EXERCISE DETAILS =
Collect every line that includes the string "true".

[RECORD SET start]

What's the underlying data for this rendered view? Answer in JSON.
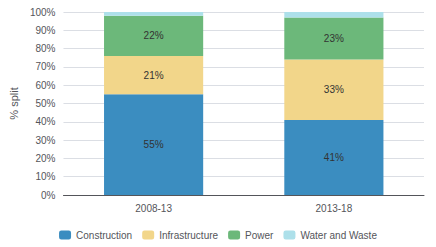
{
  "chart_data": {
    "type": "bar",
    "stacked": true,
    "categories": [
      "2008-13",
      "2013-18"
    ],
    "series": [
      {
        "name": "Construction",
        "color": "#3B8DC0",
        "values": [
          55,
          41
        ],
        "value_labels": [
          "55%",
          "41%"
        ]
      },
      {
        "name": "Infrastructure",
        "color": "#F2D68A",
        "values": [
          21,
          33
        ],
        "value_labels": [
          "21%",
          "33%"
        ]
      },
      {
        "name": "Power",
        "color": "#6CB87A",
        "values": [
          22,
          23
        ],
        "value_labels": [
          "22%",
          "23%"
        ]
      },
      {
        "name": "Water and Waste",
        "color": "#ADE0EA",
        "values": [
          2,
          3
        ]
      }
    ],
    "ylabel": "% split",
    "ylim": [
      0,
      100
    ],
    "yticks": [
      {
        "value": 0,
        "label": "0%"
      },
      {
        "value": 10,
        "label": "10%"
      },
      {
        "value": 20,
        "label": "20%"
      },
      {
        "value": 30,
        "label": "30%"
      },
      {
        "value": 40,
        "label": "40%"
      },
      {
        "value": 50,
        "label": "50%"
      },
      {
        "value": 60,
        "label": "60%"
      },
      {
        "value": 70,
        "label": "70%"
      },
      {
        "value": 80,
        "label": "80%"
      },
      {
        "value": 90,
        "label": "90%"
      },
      {
        "value": 100,
        "label": "100%"
      }
    ],
    "grid": true,
    "legend": "bottom",
    "data_labels": true
  }
}
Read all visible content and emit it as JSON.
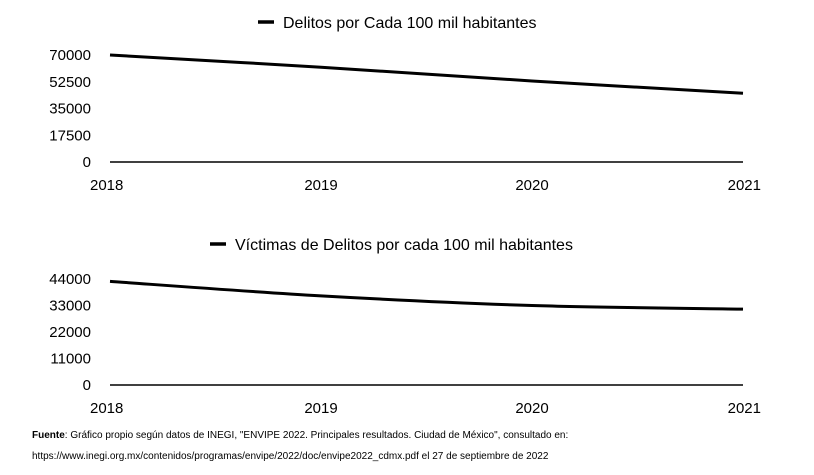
{
  "chart_data": [
    {
      "type": "line",
      "categories": [
        "2018",
        "2019",
        "2020",
        "2021"
      ],
      "series": [
        {
          "name": "Delitos por Cada 100 mil habitantes",
          "values": [
            70000,
            62000,
            53000,
            45000
          ],
          "color": "#000000"
        }
      ],
      "yticks": [
        0,
        17500,
        35000,
        52500,
        70000
      ],
      "ylim": [
        0,
        70000
      ],
      "legend": "top-center",
      "grid": false
    },
    {
      "type": "line",
      "categories": [
        "2018",
        "2019",
        "2020",
        "2021"
      ],
      "series": [
        {
          "name": "Víctimas de Delitos por cada 100 mil habitantes",
          "values": [
            43000,
            37000,
            33000,
            31500
          ],
          "color": "#000000"
        }
      ],
      "yticks": [
        0,
        11000,
        22000,
        33000,
        44000
      ],
      "ylim": [
        0,
        44000
      ],
      "legend": "top-center",
      "grid": false
    }
  ],
  "source": {
    "label": "Fuente",
    "text": ": Gráfico propio según datos de INEGI, \"ENVIPE 2022. Principales resultados. Ciudad de México\", consultado en: https://www.inegi.org.mx/contenidos/programas/envipe/2022/doc/envipe2022_cdmx.pdf el 27 de septiembre de 2022"
  }
}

[RECORD SET end]

OUTPUT OF THE TASK =
    "stacked": true,
    "grid": true,
    "data_labels": true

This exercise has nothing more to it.